_What the exercise asks_. State how many lines of the entries below hold the word "Ontario"; reply with nothing but the number.

————————

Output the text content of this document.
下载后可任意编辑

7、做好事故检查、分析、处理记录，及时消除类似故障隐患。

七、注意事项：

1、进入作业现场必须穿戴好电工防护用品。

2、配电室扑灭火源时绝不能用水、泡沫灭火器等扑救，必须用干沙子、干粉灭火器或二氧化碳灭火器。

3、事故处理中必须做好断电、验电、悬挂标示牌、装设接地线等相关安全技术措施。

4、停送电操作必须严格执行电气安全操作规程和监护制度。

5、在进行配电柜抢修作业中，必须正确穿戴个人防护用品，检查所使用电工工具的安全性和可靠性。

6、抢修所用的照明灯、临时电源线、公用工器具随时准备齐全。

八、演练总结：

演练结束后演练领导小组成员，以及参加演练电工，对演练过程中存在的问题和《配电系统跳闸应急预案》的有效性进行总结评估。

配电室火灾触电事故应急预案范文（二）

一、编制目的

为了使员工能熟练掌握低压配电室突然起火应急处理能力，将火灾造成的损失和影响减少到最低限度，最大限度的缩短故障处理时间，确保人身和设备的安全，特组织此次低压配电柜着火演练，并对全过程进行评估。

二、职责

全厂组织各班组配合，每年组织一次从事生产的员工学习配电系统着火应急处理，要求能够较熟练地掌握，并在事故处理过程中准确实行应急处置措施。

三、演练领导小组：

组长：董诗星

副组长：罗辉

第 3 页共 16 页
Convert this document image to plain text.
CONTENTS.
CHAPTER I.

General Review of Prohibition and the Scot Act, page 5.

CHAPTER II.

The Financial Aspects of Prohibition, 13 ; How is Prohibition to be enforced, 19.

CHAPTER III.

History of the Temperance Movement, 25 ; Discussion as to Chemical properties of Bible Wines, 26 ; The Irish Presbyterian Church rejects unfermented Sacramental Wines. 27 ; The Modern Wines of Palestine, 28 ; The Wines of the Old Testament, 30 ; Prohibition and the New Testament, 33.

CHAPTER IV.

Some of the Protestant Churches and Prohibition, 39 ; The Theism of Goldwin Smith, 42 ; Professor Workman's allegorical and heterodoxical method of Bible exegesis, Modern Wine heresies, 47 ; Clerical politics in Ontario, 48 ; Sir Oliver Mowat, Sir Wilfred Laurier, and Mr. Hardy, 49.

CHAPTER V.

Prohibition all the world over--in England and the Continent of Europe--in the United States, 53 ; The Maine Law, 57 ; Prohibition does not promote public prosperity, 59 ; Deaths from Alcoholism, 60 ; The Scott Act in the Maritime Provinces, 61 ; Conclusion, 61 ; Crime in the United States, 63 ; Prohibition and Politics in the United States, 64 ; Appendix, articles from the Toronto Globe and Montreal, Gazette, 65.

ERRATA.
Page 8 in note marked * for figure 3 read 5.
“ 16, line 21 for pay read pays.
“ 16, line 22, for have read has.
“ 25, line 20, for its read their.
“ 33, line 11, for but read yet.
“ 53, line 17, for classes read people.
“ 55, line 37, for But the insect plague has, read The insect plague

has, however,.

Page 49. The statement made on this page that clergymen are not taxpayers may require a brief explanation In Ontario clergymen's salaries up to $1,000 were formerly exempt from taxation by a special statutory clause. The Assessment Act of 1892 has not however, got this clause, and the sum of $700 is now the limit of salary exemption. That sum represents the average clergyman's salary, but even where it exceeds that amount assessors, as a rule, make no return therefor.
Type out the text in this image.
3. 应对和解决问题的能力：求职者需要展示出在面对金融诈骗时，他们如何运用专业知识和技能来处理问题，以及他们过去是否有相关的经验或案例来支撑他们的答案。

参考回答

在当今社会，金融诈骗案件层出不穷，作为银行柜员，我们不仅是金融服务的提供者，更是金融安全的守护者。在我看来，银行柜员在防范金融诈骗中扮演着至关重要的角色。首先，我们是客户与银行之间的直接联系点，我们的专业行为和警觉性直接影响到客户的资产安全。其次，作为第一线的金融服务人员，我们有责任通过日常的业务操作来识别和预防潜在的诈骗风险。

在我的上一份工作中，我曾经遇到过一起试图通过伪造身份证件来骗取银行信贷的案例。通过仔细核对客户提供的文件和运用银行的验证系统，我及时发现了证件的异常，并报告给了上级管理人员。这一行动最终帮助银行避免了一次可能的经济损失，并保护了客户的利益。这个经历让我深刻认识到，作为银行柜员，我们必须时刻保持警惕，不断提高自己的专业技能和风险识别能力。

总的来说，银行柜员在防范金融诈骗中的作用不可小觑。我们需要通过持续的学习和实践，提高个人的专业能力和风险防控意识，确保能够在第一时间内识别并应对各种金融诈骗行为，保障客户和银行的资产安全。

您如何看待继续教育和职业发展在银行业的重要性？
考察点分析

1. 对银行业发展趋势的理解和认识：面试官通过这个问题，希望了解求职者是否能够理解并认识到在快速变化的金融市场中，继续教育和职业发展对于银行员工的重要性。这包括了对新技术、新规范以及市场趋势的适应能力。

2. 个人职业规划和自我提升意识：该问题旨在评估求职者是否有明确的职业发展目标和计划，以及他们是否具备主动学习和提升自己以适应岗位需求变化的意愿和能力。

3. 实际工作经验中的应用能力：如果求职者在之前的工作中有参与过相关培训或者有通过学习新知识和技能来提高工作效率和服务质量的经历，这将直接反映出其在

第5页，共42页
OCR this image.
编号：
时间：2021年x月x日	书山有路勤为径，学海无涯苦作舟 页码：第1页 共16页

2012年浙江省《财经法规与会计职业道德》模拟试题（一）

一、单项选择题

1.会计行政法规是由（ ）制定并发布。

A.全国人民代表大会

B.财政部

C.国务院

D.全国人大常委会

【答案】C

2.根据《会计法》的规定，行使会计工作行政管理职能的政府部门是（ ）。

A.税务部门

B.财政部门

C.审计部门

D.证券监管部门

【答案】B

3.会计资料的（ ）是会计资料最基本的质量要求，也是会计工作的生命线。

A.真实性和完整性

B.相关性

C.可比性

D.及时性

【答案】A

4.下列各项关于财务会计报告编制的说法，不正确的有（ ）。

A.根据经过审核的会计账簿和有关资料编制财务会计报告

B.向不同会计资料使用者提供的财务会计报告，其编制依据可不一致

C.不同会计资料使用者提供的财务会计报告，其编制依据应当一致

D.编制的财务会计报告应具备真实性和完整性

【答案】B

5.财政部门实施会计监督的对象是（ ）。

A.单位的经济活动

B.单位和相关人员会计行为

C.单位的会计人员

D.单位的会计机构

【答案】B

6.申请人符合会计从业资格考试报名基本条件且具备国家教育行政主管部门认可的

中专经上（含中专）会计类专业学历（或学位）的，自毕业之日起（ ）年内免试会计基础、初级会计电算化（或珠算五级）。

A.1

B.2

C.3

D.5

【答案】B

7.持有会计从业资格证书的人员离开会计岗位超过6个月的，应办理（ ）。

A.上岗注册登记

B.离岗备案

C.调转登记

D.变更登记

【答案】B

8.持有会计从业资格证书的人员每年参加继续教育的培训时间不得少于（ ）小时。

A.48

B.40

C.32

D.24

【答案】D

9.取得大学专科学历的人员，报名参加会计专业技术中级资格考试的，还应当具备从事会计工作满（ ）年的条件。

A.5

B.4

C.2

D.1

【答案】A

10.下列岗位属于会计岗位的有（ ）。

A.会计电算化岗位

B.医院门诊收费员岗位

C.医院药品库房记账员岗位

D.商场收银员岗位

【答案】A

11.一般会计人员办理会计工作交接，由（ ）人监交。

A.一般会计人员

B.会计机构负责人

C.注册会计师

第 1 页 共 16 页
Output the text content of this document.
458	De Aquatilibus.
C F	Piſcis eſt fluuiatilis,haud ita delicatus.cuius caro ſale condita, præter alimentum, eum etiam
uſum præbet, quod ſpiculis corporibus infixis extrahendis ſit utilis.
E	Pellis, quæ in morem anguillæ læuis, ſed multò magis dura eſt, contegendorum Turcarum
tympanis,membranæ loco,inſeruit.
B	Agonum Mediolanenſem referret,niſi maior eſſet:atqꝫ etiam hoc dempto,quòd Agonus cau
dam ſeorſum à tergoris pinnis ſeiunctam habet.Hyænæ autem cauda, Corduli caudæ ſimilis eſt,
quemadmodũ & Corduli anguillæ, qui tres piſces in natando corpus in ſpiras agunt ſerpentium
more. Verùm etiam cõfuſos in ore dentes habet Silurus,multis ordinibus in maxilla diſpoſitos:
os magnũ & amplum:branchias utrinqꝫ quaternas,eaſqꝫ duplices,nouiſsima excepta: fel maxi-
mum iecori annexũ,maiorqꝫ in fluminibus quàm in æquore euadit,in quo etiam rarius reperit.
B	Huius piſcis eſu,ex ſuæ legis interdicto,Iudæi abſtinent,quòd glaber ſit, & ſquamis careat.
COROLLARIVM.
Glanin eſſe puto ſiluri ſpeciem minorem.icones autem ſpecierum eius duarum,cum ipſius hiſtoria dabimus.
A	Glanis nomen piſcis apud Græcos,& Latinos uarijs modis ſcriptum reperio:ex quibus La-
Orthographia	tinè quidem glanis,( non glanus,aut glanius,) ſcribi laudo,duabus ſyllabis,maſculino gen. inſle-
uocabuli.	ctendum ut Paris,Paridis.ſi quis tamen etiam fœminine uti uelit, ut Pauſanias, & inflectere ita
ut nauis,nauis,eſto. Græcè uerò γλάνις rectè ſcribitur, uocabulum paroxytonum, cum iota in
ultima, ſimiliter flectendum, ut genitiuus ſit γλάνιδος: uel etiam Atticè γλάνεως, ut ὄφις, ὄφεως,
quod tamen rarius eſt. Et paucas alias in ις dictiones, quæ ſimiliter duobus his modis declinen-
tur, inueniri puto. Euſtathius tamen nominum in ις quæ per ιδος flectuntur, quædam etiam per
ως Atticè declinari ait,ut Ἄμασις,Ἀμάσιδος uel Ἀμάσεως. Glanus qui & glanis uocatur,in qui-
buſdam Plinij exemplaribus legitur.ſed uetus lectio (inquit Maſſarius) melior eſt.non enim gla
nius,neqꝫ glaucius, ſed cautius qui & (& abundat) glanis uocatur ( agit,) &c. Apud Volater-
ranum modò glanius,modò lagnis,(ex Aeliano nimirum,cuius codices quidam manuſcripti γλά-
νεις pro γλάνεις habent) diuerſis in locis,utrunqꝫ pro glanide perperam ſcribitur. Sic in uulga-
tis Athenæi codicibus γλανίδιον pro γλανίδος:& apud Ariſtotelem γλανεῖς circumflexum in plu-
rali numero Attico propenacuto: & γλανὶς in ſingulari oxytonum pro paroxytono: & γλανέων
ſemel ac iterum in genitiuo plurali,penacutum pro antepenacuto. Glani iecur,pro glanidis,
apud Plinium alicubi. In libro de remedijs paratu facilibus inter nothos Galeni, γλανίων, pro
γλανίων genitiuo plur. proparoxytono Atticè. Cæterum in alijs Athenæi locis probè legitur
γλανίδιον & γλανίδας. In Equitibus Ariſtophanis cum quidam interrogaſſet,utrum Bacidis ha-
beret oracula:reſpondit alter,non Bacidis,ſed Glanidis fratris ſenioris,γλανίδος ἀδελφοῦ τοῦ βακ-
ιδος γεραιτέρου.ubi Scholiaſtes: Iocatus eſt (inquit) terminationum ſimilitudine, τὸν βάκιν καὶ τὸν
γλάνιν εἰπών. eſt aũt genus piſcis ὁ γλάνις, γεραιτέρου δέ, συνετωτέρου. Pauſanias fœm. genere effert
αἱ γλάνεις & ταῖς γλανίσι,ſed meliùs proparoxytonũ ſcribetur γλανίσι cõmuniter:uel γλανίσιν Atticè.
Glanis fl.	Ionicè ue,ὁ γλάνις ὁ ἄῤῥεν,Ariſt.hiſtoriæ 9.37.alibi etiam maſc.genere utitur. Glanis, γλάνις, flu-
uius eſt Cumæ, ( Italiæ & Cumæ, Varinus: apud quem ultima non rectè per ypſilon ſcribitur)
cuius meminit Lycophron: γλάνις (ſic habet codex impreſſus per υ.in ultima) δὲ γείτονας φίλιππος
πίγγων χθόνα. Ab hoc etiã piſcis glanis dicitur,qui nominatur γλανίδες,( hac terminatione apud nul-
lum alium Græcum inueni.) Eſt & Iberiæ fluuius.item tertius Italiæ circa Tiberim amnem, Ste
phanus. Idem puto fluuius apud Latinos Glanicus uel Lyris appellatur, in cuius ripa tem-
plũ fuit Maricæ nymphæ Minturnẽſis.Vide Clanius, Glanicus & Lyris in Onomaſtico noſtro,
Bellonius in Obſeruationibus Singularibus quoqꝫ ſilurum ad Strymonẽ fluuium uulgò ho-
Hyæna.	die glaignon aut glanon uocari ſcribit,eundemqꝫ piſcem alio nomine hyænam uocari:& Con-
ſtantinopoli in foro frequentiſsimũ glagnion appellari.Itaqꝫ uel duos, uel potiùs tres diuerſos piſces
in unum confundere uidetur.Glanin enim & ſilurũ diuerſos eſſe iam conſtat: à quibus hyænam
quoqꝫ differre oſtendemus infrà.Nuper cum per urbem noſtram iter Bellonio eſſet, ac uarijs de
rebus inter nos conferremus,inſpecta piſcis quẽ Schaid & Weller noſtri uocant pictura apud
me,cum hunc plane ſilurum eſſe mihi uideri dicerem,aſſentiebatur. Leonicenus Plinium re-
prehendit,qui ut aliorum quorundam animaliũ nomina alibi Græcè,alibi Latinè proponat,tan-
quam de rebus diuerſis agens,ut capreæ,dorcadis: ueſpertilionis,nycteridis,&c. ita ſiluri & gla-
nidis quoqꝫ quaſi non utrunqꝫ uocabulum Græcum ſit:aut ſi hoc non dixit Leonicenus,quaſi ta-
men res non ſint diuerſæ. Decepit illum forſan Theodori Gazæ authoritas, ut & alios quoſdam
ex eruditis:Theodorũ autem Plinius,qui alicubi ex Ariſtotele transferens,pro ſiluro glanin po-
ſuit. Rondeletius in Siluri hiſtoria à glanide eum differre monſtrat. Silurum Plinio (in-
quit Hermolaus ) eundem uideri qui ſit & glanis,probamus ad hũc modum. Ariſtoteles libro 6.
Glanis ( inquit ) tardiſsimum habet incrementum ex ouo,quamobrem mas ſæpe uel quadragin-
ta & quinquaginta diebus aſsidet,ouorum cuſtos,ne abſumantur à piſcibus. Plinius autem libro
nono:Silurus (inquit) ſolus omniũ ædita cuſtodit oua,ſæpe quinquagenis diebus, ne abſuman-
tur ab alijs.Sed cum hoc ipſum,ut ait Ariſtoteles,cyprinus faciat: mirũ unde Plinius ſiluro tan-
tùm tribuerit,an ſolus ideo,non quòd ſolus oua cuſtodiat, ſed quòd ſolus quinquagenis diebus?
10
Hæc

————————

_Result of the exercise_. 2